**Task to carry out**
Tally the lines in the listing below that include "this". Answer with the count and nothing more.

**Records to use**
▬▬▬▬▬▬
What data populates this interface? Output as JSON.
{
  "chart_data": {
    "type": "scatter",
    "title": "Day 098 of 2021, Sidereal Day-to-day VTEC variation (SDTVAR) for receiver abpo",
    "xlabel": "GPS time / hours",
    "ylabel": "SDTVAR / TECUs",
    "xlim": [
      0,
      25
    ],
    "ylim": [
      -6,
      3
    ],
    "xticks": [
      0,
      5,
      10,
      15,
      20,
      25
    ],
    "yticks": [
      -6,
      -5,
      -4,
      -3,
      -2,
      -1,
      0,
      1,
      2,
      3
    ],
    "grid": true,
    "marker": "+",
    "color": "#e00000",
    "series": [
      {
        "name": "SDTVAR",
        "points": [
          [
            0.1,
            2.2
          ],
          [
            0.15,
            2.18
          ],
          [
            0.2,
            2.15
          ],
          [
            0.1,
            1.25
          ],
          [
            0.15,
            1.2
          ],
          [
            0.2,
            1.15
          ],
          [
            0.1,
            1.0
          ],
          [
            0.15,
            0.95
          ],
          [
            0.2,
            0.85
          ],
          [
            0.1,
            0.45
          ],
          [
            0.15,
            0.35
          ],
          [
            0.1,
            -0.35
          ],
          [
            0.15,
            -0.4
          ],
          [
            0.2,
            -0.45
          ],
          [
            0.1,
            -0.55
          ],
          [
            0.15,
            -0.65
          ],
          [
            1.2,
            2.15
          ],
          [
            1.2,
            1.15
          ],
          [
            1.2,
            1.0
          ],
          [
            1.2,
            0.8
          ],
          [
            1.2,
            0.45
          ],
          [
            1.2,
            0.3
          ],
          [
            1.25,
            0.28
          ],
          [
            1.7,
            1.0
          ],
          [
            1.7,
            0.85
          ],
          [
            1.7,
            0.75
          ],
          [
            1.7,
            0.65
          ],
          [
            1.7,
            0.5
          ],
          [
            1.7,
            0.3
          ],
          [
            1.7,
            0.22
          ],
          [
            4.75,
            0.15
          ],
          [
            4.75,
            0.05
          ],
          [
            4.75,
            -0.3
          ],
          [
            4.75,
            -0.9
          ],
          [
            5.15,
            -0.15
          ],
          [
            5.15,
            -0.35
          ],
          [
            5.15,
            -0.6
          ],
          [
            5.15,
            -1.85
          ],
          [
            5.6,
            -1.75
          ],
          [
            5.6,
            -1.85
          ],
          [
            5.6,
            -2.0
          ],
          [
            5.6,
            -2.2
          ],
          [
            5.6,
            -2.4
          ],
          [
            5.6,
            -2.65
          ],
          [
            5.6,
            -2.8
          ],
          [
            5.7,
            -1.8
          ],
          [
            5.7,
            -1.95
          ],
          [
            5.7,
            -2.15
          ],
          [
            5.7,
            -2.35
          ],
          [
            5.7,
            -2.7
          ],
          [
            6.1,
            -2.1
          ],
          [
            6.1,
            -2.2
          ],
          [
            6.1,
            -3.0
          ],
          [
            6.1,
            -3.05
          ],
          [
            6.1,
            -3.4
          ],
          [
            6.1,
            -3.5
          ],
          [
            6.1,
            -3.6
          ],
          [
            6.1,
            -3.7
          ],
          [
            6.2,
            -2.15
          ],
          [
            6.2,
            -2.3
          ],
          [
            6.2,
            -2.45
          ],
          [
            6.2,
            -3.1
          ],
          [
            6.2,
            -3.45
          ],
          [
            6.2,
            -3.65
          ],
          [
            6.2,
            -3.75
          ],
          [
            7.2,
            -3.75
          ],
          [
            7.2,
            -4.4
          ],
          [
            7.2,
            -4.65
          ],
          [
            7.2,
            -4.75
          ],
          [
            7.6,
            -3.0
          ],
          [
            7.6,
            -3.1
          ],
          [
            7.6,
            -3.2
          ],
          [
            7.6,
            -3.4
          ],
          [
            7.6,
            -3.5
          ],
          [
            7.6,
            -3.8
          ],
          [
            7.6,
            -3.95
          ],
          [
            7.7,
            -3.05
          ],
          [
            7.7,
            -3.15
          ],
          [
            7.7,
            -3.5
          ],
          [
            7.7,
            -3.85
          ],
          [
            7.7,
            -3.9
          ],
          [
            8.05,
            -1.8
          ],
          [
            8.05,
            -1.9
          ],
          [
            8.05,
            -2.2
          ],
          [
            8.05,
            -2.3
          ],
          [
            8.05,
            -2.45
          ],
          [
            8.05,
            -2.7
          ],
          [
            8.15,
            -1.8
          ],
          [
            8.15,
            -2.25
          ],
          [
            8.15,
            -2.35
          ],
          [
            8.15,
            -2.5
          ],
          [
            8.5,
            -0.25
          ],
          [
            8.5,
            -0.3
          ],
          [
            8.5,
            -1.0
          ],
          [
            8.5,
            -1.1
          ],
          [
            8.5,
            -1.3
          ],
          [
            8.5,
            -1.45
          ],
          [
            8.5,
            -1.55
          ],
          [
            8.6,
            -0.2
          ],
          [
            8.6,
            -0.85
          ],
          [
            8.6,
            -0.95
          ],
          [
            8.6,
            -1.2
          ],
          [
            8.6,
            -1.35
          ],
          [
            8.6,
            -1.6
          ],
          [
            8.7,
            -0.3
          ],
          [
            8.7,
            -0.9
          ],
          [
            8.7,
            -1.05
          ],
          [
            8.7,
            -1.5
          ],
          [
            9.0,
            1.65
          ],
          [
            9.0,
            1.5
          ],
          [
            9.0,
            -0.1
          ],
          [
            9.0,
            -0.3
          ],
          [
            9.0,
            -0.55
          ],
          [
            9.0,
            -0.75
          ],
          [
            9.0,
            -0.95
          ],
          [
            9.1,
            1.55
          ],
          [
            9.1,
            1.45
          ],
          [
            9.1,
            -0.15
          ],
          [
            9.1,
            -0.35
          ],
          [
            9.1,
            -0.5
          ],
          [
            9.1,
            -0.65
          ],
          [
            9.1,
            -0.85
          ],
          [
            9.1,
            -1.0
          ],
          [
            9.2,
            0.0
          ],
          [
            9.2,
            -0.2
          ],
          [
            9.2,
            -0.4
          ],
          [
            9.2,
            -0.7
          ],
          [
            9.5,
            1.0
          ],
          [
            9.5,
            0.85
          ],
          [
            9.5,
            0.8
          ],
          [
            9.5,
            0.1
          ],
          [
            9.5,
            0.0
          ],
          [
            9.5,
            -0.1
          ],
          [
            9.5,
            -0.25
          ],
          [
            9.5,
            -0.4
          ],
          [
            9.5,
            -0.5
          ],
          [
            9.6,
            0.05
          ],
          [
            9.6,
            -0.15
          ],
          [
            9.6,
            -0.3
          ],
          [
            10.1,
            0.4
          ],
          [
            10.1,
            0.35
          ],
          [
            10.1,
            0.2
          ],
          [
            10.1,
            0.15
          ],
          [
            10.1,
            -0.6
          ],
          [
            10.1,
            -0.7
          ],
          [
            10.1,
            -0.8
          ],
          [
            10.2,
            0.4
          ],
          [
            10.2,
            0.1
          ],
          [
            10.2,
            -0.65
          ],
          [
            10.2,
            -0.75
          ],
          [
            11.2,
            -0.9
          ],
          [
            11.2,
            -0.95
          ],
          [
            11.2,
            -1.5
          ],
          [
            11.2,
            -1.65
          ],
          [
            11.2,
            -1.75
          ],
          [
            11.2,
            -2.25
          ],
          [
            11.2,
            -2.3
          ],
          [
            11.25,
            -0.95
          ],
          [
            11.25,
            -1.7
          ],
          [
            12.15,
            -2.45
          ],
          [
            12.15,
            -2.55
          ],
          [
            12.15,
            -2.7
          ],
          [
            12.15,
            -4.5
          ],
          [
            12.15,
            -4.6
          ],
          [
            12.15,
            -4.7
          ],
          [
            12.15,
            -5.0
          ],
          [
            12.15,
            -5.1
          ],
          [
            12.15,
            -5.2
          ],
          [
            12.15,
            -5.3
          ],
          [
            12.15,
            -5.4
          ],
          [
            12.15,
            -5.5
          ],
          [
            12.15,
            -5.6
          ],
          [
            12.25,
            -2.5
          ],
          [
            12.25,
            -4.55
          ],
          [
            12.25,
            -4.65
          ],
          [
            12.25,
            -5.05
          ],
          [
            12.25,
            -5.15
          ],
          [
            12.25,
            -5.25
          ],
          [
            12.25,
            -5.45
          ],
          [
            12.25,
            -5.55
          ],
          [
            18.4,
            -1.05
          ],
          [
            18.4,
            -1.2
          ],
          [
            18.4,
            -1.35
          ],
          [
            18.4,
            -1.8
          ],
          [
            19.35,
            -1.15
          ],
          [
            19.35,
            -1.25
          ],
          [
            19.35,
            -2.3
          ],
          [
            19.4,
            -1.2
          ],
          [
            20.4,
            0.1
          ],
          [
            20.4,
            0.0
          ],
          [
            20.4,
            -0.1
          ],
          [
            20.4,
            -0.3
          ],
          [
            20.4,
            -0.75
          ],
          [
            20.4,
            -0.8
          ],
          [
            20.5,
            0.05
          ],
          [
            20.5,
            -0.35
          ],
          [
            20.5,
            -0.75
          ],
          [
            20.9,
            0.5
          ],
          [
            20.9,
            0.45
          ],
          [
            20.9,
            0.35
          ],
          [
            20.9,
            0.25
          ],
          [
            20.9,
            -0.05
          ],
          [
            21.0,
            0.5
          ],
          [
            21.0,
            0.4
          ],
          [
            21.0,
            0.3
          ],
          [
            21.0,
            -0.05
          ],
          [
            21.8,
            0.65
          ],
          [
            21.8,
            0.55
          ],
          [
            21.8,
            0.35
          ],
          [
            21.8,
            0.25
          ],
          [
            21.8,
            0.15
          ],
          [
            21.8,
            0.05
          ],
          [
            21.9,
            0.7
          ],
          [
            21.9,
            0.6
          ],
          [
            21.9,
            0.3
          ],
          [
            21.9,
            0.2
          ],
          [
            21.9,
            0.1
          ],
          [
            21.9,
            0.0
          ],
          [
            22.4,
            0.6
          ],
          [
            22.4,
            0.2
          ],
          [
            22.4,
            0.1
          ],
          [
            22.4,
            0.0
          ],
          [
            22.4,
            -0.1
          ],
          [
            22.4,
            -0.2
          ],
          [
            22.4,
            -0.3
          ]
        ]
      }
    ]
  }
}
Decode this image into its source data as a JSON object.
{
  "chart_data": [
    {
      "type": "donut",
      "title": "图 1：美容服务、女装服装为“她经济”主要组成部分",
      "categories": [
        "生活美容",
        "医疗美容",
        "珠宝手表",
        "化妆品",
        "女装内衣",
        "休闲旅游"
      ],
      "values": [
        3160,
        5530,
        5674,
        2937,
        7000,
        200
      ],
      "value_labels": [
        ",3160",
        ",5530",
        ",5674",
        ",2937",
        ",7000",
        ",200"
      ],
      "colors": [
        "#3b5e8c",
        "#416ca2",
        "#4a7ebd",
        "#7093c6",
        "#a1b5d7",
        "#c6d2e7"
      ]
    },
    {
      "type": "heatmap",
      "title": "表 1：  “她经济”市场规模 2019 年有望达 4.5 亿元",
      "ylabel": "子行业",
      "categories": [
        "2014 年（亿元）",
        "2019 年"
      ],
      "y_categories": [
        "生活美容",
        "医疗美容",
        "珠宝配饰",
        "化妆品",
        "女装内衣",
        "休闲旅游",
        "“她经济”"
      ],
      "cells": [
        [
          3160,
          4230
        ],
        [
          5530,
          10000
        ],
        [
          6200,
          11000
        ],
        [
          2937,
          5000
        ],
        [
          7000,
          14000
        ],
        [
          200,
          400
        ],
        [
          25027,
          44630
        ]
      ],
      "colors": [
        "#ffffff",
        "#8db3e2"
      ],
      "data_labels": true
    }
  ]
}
▬▬▬▬▬▬
**Exercise response**
2